*Task*
Extract all data as written.

*Records from a data source*
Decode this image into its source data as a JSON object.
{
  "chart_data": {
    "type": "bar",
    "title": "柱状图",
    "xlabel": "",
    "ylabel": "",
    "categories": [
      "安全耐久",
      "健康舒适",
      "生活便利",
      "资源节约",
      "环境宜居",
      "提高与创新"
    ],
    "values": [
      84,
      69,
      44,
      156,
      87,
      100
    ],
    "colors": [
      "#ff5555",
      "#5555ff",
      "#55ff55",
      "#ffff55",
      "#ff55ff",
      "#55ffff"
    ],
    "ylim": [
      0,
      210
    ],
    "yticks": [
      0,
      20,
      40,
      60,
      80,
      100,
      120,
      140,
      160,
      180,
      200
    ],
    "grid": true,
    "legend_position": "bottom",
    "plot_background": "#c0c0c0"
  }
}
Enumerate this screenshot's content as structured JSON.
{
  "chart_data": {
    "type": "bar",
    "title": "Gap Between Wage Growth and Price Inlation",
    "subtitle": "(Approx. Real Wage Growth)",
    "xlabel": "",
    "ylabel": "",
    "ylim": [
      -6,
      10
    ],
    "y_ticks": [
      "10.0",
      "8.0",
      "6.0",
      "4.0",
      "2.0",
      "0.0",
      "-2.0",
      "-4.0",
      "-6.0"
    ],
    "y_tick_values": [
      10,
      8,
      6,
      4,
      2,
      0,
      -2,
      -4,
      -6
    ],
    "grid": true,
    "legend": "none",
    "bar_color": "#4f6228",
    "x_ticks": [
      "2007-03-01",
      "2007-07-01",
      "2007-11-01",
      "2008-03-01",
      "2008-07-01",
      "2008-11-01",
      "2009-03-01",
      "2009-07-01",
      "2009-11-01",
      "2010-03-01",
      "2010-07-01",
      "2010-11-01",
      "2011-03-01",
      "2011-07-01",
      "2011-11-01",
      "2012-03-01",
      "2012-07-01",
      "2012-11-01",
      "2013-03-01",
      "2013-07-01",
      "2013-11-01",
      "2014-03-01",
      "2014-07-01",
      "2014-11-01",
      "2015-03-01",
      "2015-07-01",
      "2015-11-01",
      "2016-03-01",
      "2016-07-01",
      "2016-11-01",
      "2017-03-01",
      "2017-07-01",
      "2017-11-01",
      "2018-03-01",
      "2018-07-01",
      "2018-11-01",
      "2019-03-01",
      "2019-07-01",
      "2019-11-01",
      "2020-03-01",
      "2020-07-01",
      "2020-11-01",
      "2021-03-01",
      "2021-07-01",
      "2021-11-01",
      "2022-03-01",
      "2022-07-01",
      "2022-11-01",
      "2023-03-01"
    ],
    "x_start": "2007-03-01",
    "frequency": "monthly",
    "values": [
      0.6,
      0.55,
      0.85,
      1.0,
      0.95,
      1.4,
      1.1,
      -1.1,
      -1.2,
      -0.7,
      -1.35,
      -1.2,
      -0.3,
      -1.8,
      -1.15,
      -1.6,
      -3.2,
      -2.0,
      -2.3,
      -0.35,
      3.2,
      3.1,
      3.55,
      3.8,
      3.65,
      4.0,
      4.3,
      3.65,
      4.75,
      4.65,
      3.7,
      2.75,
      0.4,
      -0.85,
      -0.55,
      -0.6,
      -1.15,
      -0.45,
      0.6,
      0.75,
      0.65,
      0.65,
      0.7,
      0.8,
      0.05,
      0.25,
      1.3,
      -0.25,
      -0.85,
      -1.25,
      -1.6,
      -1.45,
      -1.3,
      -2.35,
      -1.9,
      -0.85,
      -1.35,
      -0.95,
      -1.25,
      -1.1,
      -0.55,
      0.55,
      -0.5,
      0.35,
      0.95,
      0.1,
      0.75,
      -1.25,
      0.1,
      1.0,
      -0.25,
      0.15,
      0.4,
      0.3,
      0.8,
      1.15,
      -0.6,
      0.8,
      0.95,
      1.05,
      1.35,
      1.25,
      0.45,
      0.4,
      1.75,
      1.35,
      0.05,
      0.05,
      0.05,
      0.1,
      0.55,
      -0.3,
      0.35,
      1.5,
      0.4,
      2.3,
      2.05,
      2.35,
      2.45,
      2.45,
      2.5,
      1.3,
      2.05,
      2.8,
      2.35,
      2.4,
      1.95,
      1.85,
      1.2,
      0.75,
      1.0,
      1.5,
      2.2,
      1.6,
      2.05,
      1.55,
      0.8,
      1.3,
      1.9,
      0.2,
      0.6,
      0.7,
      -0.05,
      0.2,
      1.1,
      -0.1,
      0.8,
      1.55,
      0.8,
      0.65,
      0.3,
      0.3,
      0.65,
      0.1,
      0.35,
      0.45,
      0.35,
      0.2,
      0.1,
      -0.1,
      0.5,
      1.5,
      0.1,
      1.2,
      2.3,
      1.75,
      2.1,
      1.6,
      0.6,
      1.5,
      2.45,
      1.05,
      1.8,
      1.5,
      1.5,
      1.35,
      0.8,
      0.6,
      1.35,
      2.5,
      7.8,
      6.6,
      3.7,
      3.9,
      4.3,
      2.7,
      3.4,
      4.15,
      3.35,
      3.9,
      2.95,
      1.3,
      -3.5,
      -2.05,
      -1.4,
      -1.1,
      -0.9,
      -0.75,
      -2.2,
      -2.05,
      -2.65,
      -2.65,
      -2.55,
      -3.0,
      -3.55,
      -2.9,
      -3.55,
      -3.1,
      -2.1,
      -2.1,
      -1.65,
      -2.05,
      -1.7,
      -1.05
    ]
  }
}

*Worked answer*
Decode this image into its source data as a JSON object.
{
  "chart_data": {
    "type": "bar",
    "title": "柱状图",
    "xlabel": "",
    "ylabel": "",
    "categories": [
      "安全耐久",
      "健康舒适",
      "生活便利",
      "资源节约",
      "环境宜居",
      "提高与创新"
    ],
    "values": [
      84,
      69,
      44,
      156,
      87,
      100
    ],
    "colors": [
      "#ff5555",
      "#5555ff",
      "#55ff55",
      "#ffff55",
      "#ff55ff",
      "#55ffff"
    ],
    "ylim": [
      0,
      210
    ],
    "yticks": [
      0,
      20,
      40,
      60,
      80,
      100,
      120,
      140,
      160,
      180,
      200
    ],
    "grid": true,
    "legend_position": "bottom",
    "plot_background": "#c0c0c0"
  }
}
Enumerate this screenshot's content as structured JSON.
{
  "chart_data": {
    "type": "bar",
    "title": "Gap Between Wage Growth and Price Inlation",
    "subtitle": "(Approx. Real Wage Growth)",
    "xlabel": "",
    "ylabel": "",
    "ylim": [
      -6,
      10
    ],
    "y_ticks": [
      "10.0",
      "8.0",
      "6.0",
      "4.0",
      "2.0",
      "0.0",
      "-2.0",
      "-4.0",
      "-6.0"
    ],
    "y_tick_values": [
      10,
      8,
      6,
      4,
      2,
      0,
      -2,
      -4,
      -6
    ],
    "grid": true,
    "legend": "none",
    "bar_color": "#4f6228",
    "x_ticks": [
      "2007-03-01",
      "2007-07-01",
      "2007-11-01",
      "2008-03-01",
      "2008-07-01",
      "2008-11-01",
      "2009-03-01",
      "2009-07-01",
      "2009-11-01",
      "2010-03-01",
      "2010-07-01",
      "2010-11-01",
      "2011-03-01",
      "2011-07-01",
      "2011-11-01",
      "2012-03-01",
      "2012-07-01",
      "2012-11-01",
      "2013-03-01",
      "2013-07-01",
      "2013-11-01",
      "2014-03-01",
      "2014-07-01",
      "2014-11-01",
      "2015-03-01",
      "2015-07-01",
      "2015-11-01",
      "2016-03-01",
      "2016-07-01",
      "2016-11-01",
      "2017-03-01",
      "2017-07-01",
      "2017-11-01",
      "2018-03-01",
      "2018-07-01",
      "2018-11-01",
      "2019-03-01",
      "2019-07-01",
      "2019-11-01",
      "2020-03-01",
      "2020-07-01",
      "2020-11-01",
      "2021-03-01",
      "2021-07-01",
      "2021-11-01",
      "2022-03-01",
      "2022-07-01",
      "2022-11-01",
      "2023-03-01"
    ],
    "x_start": "2007-03-01",
    "frequency": "monthly",
    "values": [
      0.6,
      0.55,
      0.85,
      1.0,
      0.95,
      1.4,
      1.1,
      -1.1,
      -1.2,
      -0.7,
      -1.35,
      -1.2,
      -0.3,
      -1.8,
      -1.15,
      -1.6,
      -3.2,
      -2.0,
      -2.3,
      -0.35,
      3.2,
      3.1,
      3.55,
      3.8,
      3.65,
      4.0,
      4.3,
      3.65,
      4.75,
      4.65,
      3.7,
      2.75,
      0.4,
      -0.85,
      -0.55,
      -0.6,
      -1.15,
      -0.45,
      0.6,
      0.75,
      0.65,
      0.65,
      0.7,
      0.8,
      0.05,
      0.25,
      1.3,
      -0.25,
      -0.85,
      -1.25,
      -1.6,
      -1.45,
      -1.3,
      -2.35,
      -1.9,
      -0.85,
      -1.35,
      -0.95,
      -1.25,
      -1.1,
      -0.55,
      0.55,
      -0.5,
      0.35,
      0.95,
      0.1,
      0.75,
      -1.25,
      0.1,
      1.0,
      -0.25,
      0.15,
      0.4,
      0.3,
      0.8,
      1.15,
      -0.6,
      0.8,
      0.95,
      1.05,
      1.35,
      1.25,
      0.45,
      0.4,
      1.75,
      1.35,
      0.05,
      0.05,
      0.05,
      0.1,
      0.55,
      -0.3,
      0.35,
      1.5,
      0.4,
      2.3,
      2.05,
      2.35,
      2.45,
      2.45,
      2.5,
      1.3,
      2.05,
      2.8,
      2.35,
      2.4,
      1.95,
      1.85,
      1.2,
      0.75,
      1.0,
      1.5,
      2.2,
      1.6,
      2.05,
      1.55,
      0.8,
      1.3,
      1.9,
      0.2,
      0.6,
      0.7,
      -0.05,
      0.2,
      1.1,
      -0.1,
      0.8,
      1.55,
      0.8,
      0.65,
      0.3,
      0.3,
      0.65,
      0.1,
      0.35,
      0.45,
      0.35,
      0.2,
      0.1,
      -0.1,
      0.5,
      1.5,
      0.1,
      1.2,
      2.3,
      1.75,
      2.1,
      1.6,
      0.6,
      1.5,
      2.45,
      1.05,
      1.8,
      1.5,
      1.5,
      1.35,
      0.8,
      0.6,
      1.35,
      2.5,
      7.8,
      6.6,
      3.7,
      3.9,
      4.3,
      2.7,
      3.4,
      4.15,
      3.35,
      3.9,
      2.95,
      1.3,
      -3.5,
      -2.05,
      -1.4,
      -1.1,
      -0.9,
      -0.75,
      -2.2,
      -2.05,
      -2.65,
      -2.65,
      -2.55,
      -3.0,
      -3.55,
      -2.9,
      -3.55,
      -3.1,
      -2.1,
      -2.1,
      -1.65,
      -2.05,
      -1.7,
      -1.05
    ]
  }
}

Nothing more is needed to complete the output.